**Recorded information:**
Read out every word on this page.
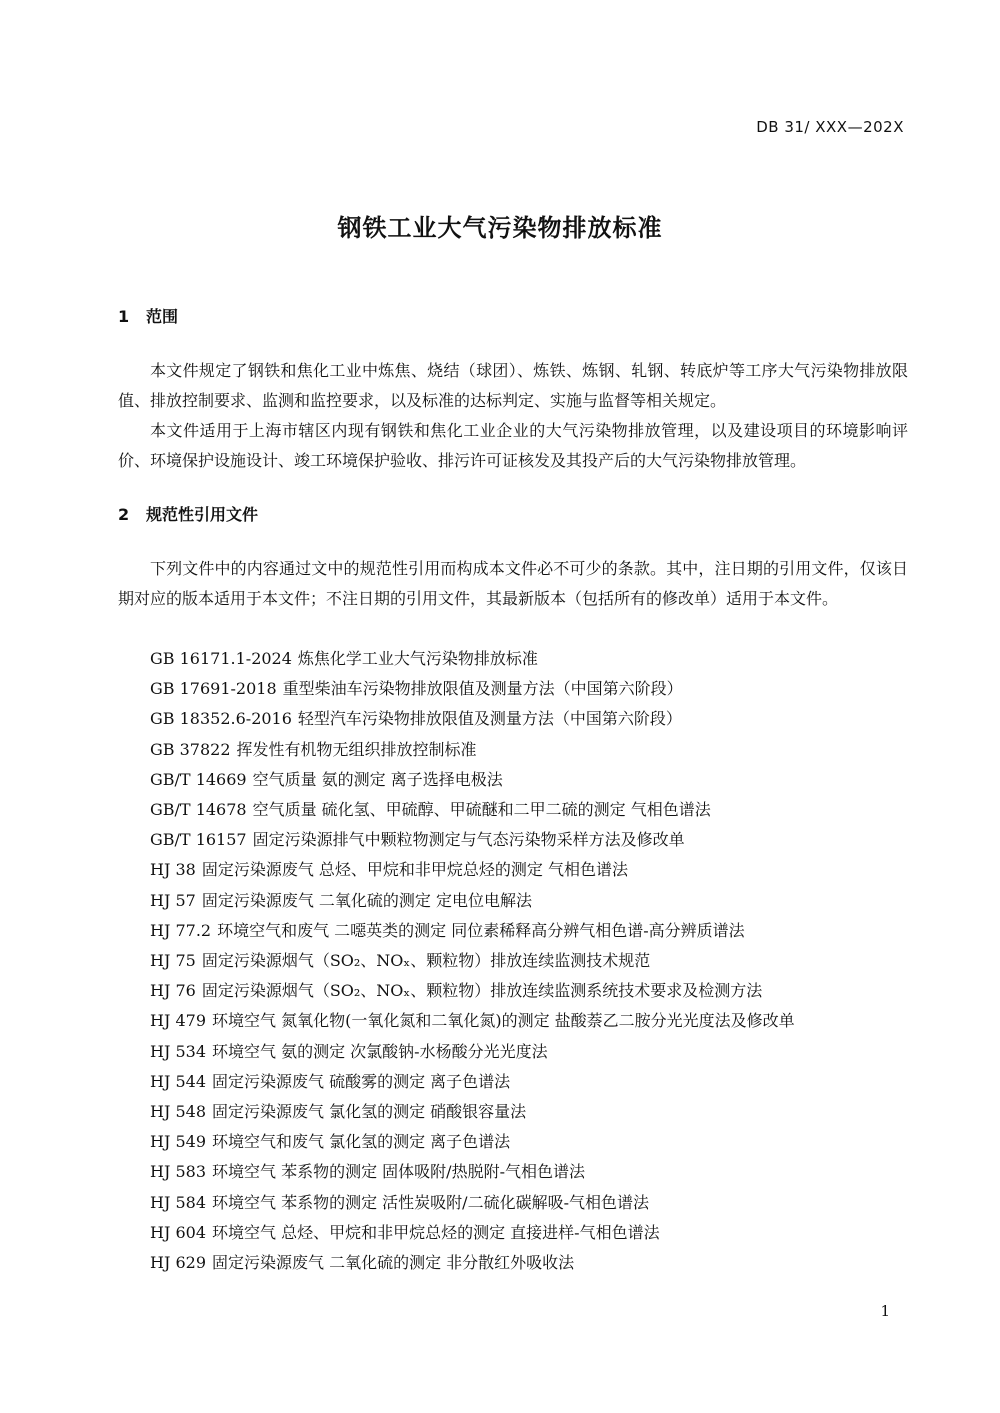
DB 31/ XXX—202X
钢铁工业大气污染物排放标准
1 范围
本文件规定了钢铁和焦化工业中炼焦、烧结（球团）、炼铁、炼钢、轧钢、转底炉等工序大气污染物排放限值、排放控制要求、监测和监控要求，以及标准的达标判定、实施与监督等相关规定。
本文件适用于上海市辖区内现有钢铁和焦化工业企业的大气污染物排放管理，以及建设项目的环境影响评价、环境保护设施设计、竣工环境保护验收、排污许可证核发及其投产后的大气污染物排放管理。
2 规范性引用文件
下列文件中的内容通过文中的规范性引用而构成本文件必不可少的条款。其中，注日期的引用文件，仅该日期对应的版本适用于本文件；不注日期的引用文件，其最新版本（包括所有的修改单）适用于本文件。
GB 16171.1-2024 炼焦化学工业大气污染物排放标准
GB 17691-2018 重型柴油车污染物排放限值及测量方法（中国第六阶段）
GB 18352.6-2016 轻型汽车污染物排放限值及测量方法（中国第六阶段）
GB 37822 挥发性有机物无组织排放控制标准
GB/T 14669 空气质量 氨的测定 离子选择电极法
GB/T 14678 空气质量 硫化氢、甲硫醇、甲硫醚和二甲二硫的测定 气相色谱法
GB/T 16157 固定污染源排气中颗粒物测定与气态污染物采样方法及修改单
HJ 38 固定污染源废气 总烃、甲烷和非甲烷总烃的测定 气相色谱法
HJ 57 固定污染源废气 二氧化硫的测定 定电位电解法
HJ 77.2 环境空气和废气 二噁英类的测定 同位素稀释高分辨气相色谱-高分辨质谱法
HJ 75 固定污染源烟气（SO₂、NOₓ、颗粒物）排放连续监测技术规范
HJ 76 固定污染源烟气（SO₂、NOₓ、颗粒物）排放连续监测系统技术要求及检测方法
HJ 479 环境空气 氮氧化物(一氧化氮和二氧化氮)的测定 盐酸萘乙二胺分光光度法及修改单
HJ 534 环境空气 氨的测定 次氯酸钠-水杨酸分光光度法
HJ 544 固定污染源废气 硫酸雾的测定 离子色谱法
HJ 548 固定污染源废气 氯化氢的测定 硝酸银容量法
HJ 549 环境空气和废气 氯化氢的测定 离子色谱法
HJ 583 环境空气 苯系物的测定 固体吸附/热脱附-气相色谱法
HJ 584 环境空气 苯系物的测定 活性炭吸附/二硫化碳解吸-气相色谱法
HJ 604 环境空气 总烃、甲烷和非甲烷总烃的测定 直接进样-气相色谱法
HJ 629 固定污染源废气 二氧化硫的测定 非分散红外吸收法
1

==

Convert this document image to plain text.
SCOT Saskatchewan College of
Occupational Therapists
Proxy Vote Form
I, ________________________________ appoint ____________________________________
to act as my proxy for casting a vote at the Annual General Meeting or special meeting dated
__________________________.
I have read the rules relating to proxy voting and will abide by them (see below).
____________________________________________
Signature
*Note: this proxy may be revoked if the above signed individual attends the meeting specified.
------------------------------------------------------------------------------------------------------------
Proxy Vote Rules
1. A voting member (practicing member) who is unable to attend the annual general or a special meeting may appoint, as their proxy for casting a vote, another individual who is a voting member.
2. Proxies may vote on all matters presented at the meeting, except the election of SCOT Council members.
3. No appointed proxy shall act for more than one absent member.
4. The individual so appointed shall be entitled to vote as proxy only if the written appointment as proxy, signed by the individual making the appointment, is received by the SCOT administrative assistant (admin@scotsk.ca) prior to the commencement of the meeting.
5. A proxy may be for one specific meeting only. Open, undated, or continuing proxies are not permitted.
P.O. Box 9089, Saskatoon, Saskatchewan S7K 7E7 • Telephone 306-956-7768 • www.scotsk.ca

---

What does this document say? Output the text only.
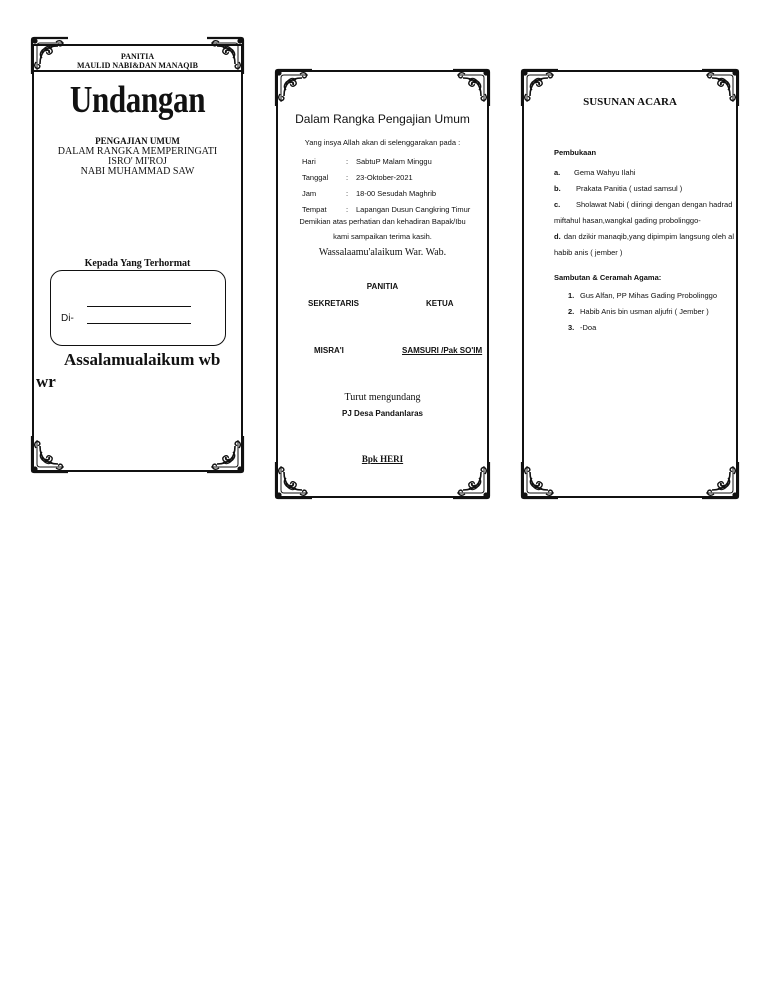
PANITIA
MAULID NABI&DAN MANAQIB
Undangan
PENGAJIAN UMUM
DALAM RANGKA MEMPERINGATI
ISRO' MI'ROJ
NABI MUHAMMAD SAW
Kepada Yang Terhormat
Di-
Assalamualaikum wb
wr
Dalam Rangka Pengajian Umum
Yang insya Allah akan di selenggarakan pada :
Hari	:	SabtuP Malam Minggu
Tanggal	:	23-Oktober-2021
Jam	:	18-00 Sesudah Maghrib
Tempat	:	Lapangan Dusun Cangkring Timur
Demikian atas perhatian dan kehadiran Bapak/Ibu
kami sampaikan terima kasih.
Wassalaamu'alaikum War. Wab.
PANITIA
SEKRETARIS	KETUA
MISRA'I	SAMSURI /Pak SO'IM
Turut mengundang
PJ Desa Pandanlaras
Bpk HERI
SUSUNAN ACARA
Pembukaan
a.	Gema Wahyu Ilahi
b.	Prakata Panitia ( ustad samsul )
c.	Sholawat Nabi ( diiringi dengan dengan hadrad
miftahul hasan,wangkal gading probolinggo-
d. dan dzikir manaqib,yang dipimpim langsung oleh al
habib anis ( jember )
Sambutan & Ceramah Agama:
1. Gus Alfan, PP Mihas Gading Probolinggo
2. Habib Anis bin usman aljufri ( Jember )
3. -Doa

**Work required:**
Copy out each line that contains the word "氨的测定".

**Worked solution:**
GB/T 14669 空气质量 氨的测定 离子选择电极法
HJ 534 环境空气 氨的测定 次氯酸钠-水杨酸分光光度法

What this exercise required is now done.